## Work required
How many lines in the items below contain the string "page"? Reply with the number only.

## Data lines
* * *

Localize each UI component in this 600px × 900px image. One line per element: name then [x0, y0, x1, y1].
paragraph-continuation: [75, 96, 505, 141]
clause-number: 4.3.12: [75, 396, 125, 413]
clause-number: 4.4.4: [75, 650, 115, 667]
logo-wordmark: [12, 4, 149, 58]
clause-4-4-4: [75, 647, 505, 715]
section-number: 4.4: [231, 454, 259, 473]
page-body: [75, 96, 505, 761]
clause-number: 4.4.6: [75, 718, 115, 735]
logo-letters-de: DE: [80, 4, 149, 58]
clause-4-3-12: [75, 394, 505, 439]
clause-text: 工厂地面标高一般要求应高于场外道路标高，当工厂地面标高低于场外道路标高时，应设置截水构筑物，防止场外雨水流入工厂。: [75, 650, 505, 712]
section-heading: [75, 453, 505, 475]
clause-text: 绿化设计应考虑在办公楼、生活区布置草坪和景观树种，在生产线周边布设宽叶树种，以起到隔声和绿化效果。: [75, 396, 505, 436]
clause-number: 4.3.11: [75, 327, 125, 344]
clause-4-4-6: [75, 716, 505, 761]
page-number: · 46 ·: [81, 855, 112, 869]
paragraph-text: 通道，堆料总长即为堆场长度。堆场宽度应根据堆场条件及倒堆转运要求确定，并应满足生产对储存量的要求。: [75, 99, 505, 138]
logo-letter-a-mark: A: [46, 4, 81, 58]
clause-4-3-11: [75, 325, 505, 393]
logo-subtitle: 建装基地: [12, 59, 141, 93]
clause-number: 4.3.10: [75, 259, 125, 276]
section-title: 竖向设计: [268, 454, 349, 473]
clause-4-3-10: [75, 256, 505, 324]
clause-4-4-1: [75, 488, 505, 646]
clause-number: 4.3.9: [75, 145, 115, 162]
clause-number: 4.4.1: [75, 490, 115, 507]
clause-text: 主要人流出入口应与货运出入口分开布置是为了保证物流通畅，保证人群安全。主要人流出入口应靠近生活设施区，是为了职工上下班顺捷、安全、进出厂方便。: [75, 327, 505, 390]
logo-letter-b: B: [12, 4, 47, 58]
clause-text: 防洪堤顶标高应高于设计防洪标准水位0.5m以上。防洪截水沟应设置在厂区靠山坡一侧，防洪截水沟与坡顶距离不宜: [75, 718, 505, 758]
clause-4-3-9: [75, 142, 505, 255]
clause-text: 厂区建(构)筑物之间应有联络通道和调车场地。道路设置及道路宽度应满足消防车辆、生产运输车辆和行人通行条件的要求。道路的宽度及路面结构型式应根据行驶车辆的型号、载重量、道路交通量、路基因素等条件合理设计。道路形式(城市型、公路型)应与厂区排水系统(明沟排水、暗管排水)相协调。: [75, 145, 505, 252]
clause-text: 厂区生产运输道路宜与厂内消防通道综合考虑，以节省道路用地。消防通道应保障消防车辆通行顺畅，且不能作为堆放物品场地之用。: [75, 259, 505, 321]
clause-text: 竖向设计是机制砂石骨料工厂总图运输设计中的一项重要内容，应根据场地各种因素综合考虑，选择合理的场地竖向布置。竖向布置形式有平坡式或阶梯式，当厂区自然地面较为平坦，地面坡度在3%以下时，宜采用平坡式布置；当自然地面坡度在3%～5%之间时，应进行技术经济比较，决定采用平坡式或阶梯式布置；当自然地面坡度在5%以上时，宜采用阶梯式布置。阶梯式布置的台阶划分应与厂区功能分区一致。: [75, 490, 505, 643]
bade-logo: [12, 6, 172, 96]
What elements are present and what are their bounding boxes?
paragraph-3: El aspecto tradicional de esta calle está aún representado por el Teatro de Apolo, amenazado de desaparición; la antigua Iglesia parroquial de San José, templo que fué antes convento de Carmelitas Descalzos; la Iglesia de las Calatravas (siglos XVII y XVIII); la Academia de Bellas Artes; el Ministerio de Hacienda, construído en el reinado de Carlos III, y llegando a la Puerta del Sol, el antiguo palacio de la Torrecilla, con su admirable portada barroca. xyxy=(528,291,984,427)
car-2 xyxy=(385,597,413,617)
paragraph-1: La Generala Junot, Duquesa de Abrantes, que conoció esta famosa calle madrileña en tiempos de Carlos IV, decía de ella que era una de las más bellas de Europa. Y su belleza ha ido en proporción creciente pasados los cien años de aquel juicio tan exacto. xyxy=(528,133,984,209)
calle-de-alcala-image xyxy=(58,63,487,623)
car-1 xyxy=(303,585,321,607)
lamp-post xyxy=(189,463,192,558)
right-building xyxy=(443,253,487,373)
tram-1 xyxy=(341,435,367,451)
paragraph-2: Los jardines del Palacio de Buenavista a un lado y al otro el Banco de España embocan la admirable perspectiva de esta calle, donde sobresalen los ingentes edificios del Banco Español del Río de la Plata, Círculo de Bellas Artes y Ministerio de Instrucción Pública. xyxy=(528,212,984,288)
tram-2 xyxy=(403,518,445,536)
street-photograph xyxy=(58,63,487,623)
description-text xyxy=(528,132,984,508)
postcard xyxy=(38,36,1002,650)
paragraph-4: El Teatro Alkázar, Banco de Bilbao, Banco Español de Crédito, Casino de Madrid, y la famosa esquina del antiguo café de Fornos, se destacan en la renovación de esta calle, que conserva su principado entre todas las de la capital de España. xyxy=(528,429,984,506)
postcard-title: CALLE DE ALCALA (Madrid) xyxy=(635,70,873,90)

* * *

## Finished task
2